The exercise → Go through the listing and set it down exactly, leaving out its pictures.

Material to process →
>>>>

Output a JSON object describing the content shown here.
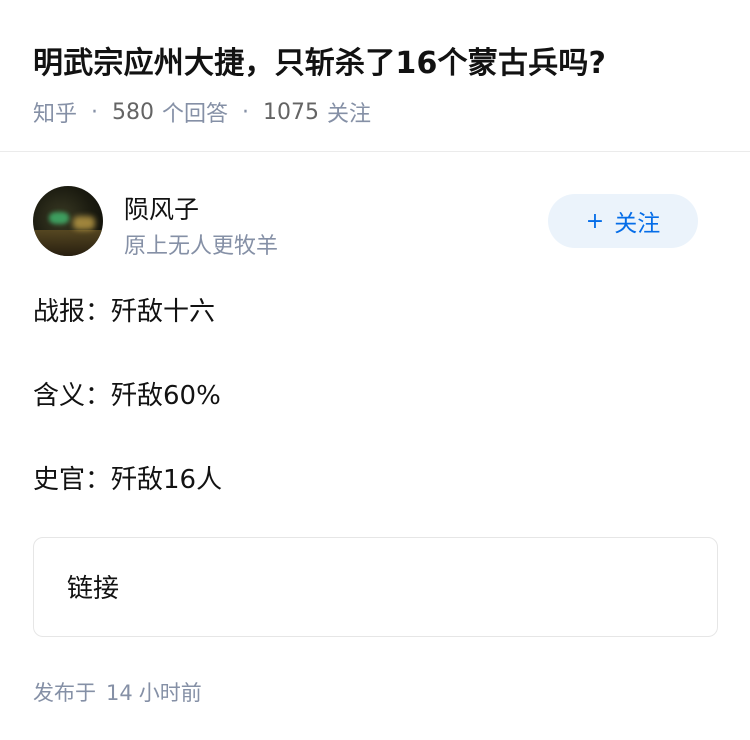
{
  "question": {
    "title": "明武宗应州大捷，只斩杀了16个蒙古兵吗?",
    "source": "知乎",
    "answer_count": "580",
    "answer_label": "个回答",
    "follow_count": "1075",
    "follow_label": "关注",
    "separator": "·"
  },
  "author": {
    "name": "陨风子",
    "headline": "原上无人更牧羊",
    "follow_button": {
      "icon": "plus-icon",
      "plus": "+",
      "label": "关注"
    }
  },
  "answer": {
    "paragraphs": [
      "战报：歼敌十六",
      "含义：歼敌60%",
      "史官：歼敌16人"
    ],
    "link_card_label": "链接",
    "published_prefix": "发布于",
    "published_value": "14",
    "published_suffix": "小时前"
  },
  "colors": {
    "accent": "#056de8",
    "follow_bg": "#ebf3fb",
    "meta_gray": "#8590a6",
    "text": "#121212"
  }
}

<<<<

In response →
Output a JSON object describing the content shown here.
{
  "question": {
    "title": "明武宗应州大捷，只斩杀了16个蒙古兵吗?",
    "source": "知乎",
    "answer_count": "580",
    "answer_label": "个回答",
    "follow_count": "1075",
    "follow_label": "关注",
    "separator": "·"
  },
  "author": {
    "name": "陨风子",
    "headline": "原上无人更牧羊",
    "follow_button": {
      "icon": "plus-icon",
      "plus": "+",
      "label": "关注"
    }
  },
  "answer": {
    "paragraphs": [
      "战报：歼敌十六",
      "含义：歼敌60%",
      "史官：歼敌16人"
    ],
    "link_card_label": "链接",
    "published_prefix": "发布于",
    "published_value": "14",
    "published_suffix": "小时前"
  },
  "colors": {
    "accent": "#056de8",
    "follow_bg": "#ebf3fb",
    "meta_gray": "#8590a6",
    "text": "#121212"
  }
}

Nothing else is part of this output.